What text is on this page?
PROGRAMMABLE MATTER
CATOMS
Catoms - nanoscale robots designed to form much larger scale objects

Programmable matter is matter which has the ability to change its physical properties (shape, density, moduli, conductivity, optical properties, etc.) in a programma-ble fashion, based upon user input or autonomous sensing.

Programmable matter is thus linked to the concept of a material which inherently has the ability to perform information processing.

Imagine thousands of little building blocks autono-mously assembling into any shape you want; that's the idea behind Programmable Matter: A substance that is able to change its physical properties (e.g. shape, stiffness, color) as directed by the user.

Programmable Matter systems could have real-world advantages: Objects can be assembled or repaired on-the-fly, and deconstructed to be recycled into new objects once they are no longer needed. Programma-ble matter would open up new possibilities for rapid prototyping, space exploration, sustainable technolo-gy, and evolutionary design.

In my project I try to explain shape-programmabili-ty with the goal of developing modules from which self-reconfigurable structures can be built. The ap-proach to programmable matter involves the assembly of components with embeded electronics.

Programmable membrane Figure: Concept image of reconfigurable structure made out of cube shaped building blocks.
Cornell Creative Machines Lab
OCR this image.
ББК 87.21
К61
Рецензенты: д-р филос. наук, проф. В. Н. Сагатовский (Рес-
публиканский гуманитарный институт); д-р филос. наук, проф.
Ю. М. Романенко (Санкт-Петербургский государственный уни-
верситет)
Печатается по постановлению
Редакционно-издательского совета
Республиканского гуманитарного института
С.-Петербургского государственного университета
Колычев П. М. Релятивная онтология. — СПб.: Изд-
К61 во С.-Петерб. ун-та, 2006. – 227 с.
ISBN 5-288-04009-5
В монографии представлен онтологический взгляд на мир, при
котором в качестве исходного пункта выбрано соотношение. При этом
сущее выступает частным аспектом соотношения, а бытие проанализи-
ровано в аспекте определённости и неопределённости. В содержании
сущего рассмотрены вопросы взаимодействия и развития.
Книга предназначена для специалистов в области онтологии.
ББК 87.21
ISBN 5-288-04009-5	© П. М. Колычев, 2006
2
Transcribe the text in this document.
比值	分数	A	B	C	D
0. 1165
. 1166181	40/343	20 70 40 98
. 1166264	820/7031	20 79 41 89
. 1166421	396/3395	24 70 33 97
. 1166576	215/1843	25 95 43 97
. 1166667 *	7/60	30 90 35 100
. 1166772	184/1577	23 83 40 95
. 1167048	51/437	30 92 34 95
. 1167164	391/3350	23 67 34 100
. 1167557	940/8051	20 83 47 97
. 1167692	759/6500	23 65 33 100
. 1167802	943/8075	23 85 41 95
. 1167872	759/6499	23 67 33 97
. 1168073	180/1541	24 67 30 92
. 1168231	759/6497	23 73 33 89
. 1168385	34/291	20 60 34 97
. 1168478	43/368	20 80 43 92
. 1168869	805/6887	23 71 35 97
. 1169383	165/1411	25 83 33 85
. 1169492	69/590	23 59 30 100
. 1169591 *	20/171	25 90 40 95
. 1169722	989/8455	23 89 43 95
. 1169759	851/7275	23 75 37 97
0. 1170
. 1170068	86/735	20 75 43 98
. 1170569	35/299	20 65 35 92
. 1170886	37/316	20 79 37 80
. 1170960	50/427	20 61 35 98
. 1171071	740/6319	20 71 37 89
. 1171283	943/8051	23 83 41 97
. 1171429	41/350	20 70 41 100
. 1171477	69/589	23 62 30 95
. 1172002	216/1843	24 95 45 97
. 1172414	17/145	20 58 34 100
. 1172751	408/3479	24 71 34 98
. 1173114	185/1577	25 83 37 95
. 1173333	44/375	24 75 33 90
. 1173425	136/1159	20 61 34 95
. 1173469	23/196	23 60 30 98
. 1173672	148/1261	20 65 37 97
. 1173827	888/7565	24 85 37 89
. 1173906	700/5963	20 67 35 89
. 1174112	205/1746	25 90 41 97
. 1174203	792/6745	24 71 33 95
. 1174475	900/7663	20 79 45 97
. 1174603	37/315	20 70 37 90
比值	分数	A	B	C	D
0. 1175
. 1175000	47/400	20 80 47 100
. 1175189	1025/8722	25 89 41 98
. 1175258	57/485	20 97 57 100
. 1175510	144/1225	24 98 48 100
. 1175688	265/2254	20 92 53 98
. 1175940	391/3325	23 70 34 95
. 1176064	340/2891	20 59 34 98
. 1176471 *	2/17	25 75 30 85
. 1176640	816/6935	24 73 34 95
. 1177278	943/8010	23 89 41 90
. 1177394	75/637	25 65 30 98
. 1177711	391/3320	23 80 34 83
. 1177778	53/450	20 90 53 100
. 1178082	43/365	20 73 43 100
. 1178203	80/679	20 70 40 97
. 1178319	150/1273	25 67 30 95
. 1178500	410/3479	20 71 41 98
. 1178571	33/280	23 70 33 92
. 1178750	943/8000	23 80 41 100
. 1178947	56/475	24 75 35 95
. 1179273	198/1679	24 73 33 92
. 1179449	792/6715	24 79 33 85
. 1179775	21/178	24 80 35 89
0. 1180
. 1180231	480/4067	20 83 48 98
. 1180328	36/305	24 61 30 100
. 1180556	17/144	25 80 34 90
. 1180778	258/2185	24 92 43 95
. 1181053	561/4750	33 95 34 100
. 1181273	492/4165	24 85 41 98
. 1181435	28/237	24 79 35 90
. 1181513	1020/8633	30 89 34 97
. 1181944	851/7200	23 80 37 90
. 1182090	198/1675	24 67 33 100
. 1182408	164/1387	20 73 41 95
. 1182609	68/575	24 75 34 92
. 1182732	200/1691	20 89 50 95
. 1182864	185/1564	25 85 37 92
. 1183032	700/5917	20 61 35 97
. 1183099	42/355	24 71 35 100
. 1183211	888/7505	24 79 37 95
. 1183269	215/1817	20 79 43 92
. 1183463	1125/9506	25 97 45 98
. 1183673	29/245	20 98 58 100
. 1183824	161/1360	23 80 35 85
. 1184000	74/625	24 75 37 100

----

Work to do> Reproduce the records word for word.

Output>
What text is on this page?
PROGRAMMABLE MATTER
CATOMS
Catoms - nanoscale robots designed to form much larger scale objects

Programmable matter is matter which has the ability to change its physical properties (shape, density, moduli, conductivity, optical properties, etc.) in a programma-ble fashion, based upon user input or autonomous sensing.

Programmable matter is thus linked to the concept of a material which inherently has the ability to perform information processing.

Imagine thousands of little building blocks autono-mously assembling into any shape you want; that's the idea behind Programmable Matter: A substance that is able to change its physical properties (e.g. shape, stiffness, color) as directed by the user.

Programmable Matter systems could have real-world advantages: Objects can be assembled or repaired on-the-fly, and deconstructed to be recycled into new objects once they are no longer needed. Programma-ble matter would open up new possibilities for rapid prototyping, space exploration, sustainable technolo-gy, and evolutionary design.

In my project I try to explain shape-programmabili-ty with the goal of developing modules from which self-reconfigurable structures can be built. The ap-proach to programmable matter involves the assembly of components with embeded electronics.

Programmable membrane Figure: Concept image of reconfigurable structure made out of cube shaped building blocks.
Cornell Creative Machines Lab
OCR this image.
ББК 87.21
К61
Рецензенты: д-р филос. наук, проф. В. Н. Сагатовский (Рес-
публиканский гуманитарный институт); д-р филос. наук, проф.
Ю. М. Романенко (Санкт-Петербургский государственный уни-
верситет)
Печатается по постановлению
Редакционно-издательского совета
Республиканского гуманитарного института
С.-Петербургского государственного университета
Колычев П. М. Релятивная онтология. — СПб.: Изд-
К61 во С.-Петерб. ун-та, 2006. – 227 с.
ISBN 5-288-04009-5
В монографии представлен онтологический взгляд на мир, при
котором в качестве исходного пункта выбрано соотношение. При этом
сущее выступает частным аспектом соотношения, а бытие проанализи-
ровано в аспекте определённости и неопределённости. В содержании
сущего рассмотрены вопросы взаимодействия и развития.
Книга предназначена для специалистов в области онтологии.
ББК 87.21
ISBN 5-288-04009-5	© П. М. Колычев, 2006
2
Transcribe the text in this document.
比值	分数	A	B	C	D
0. 1165
. 1166181	40/343	20 70 40 98
. 1166264	820/7031	20 79 41 89
. 1166421	396/3395	24 70 33 97
. 1166576	215/1843	25 95 43 97
. 1166667 *	7/60	30 90 35 100
. 1166772	184/1577	23 83 40 95
. 1167048	51/437	30 92 34 95
. 1167164	391/3350	23 67 34 100
. 1167557	940/8051	20 83 47 97
. 1167692	759/6500	23 65 33 100
. 1167802	943/8075	23 85 41 95
. 1167872	759/6499	23 67 33 97
. 1168073	180/1541	24 67 30 92
. 1168231	759/6497	23 73 33 89
. 1168385	34/291	20 60 34 97
. 1168478	43/368	20 80 43 92
. 1168869	805/6887	23 71 35 97
. 1169383	165/1411	25 83 33 85
. 1169492	69/590	23 59 30 100
. 1169591 *	20/171	25 90 40 95
. 1169722	989/8455	23 89 43 95
. 1169759	851/7275	23 75 37 97
0. 1170
. 1170068	86/735	20 75 43 98
. 1170569	35/299	20 65 35 92
. 1170886	37/316	20 79 37 80
. 1170960	50/427	20 61 35 98
. 1171071	740/6319	20 71 37 89
. 1171283	943/8051	23 83 41 97
. 1171429	41/350	20 70 41 100
. 1171477	69/589	23 62 30 95
. 1172002	216/1843	24 95 45 97
. 1172414	17/145	20 58 34 100
. 1172751	408/3479	24 71 34 98
. 1173114	185/1577	25 83 37 95
. 1173333	44/375	24 75 33 90
. 1173425	136/1159	20 61 34 95
. 1173469	23/196	23 60 30 98
. 1173672	148/1261	20 65 37 97
. 1173827	888/7565	24 85 37 89
. 1173906	700/5963	20 67 35 89
. 1174112	205/1746	25 90 41 97
. 1174203	792/6745	24 71 33 95
. 1174475	900/7663	20 79 45 97
. 1174603	37/315	20 70 37 90
比值	分数	A	B	C	D
0. 1175
. 1175000	47/400	20 80 47 100
. 1175189	1025/8722	25 89 41 98
. 1175258	57/485	20 97 57 100
. 1175510	144/1225	24 98 48 100
. 1175688	265/2254	20 92 53 98
. 1175940	391/3325	23 70 34 95
. 1176064	340/2891	20 59 34 98
. 1176471 *	2/17	25 75 30 85
. 1176640	816/6935	24 73 34 95
. 1177278	943/8010	23 89 41 90
. 1177394	75/637	25 65 30 98
. 1177711	391/3320	23 80 34 83
. 1177778	53/450	20 90 53 100
. 1178082	43/365	20 73 43 100
. 1178203	80/679	20 70 40 97
. 1178319	150/1273	25 67 30 95
. 1178500	410/3479	20 71 41 98
. 1178571	33/280	23 70 33 92
. 1178750	943/8000	23 80 41 100
. 1178947	56/475	24 75 35 95
. 1179273	198/1679	24 73 33 92
. 1179449	792/6715	24 79 33 85
. 1179775	21/178	24 80 35 89
0. 1180
. 1180231	480/4067	20 83 48 98
. 1180328	36/305	24 61 30 100
. 1180556	17/144	25 80 34 90
. 1180778	258/2185	24 92 43 95
. 1181053	561/4750	33 95 34 100
. 1181273	492/4165	24 85 41 98
. 1181435	28/237	24 79 35 90
. 1181513	1020/8633	30 89 34 97
. 1181944	851/7200	23 80 37 90
. 1182090	198/1675	24 67 33 100
. 1182408	164/1387	20 73 41 95
. 1182609	68/575	24 75 34 92
. 1182732	200/1691	20 89 50 95
. 1182864	185/1564	25 85 37 92
. 1183032	700/5917	20 61 35 97
. 1183099	42/355	24 71 35 100
. 1183211	888/7505	24 79 37 95
. 1183269	215/1817	20 79 43 92
. 1183463	1125/9506	25 97 45 98
. 1183673	29/245	20 98 58 100
. 1183824	161/1360	23 80 35 85
. 1184000	74/625	24 75 37 100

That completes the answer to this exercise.